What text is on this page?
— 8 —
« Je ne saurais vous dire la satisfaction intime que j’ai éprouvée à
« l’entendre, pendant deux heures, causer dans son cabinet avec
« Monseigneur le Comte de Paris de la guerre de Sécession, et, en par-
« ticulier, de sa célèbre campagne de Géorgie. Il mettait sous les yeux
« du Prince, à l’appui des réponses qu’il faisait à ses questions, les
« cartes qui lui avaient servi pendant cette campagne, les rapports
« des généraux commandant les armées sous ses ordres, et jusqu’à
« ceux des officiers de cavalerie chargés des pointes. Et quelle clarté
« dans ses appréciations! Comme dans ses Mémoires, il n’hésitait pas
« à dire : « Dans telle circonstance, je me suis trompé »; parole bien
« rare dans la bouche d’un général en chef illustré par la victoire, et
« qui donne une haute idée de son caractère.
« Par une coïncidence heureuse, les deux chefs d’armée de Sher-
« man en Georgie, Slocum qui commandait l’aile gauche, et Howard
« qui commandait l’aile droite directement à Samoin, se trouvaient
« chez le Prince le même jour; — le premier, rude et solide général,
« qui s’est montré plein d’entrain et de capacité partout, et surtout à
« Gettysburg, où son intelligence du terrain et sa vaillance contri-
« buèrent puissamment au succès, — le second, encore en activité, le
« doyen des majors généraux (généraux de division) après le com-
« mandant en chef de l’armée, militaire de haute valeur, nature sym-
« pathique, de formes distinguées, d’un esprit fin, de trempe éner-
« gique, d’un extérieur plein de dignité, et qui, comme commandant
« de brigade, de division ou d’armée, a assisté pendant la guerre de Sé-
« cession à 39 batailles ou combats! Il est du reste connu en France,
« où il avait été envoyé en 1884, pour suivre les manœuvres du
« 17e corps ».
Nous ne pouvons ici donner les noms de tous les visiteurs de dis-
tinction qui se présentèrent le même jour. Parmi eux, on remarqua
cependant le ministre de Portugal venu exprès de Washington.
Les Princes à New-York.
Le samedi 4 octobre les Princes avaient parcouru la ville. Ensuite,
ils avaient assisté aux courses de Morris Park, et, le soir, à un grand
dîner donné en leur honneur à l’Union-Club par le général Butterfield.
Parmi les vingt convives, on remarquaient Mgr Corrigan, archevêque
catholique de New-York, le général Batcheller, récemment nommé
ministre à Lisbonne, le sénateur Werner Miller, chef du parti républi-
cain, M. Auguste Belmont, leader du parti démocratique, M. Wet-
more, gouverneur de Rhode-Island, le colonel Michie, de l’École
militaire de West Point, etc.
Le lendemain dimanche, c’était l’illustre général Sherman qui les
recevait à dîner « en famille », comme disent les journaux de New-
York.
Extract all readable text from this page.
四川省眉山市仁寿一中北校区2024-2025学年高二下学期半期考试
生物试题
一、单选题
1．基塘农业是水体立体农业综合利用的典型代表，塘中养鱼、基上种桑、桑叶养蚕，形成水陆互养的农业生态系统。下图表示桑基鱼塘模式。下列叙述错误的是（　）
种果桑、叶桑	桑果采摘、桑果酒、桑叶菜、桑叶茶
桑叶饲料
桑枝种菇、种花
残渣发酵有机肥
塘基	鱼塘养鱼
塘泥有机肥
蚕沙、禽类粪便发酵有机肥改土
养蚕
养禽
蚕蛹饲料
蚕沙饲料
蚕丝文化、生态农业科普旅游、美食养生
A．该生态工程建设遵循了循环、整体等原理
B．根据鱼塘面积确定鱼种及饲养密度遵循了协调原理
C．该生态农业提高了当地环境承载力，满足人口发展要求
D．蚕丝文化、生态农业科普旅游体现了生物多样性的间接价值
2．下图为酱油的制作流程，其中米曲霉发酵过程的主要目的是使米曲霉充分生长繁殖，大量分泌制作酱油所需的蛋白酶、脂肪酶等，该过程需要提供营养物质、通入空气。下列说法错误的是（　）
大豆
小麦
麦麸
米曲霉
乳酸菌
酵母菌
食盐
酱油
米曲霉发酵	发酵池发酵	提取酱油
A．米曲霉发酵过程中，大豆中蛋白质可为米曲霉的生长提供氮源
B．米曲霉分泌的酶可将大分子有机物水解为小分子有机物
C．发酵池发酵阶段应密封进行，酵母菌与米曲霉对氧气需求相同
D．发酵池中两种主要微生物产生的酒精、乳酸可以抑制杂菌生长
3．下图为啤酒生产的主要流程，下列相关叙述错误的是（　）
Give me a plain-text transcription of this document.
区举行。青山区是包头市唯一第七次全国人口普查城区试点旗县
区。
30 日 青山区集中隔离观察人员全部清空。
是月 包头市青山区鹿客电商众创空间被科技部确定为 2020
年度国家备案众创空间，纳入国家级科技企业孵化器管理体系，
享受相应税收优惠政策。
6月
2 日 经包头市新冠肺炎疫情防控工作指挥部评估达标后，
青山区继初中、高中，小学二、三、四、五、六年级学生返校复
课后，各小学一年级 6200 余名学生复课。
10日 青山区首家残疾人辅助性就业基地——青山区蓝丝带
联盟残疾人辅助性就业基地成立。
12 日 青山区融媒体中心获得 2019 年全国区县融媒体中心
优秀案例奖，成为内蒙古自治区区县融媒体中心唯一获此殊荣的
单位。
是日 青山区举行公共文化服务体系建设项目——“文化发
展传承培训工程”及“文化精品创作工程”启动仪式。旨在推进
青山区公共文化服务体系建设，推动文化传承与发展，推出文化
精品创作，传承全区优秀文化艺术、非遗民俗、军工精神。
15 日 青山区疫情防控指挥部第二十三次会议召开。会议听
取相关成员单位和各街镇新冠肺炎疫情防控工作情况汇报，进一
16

■ Task instructions ■
Copy in full each line that holds the word "text".

■ The output ■
What text is on this page?
Extract all readable text from this page.
Give me a plain-text transcription of this document.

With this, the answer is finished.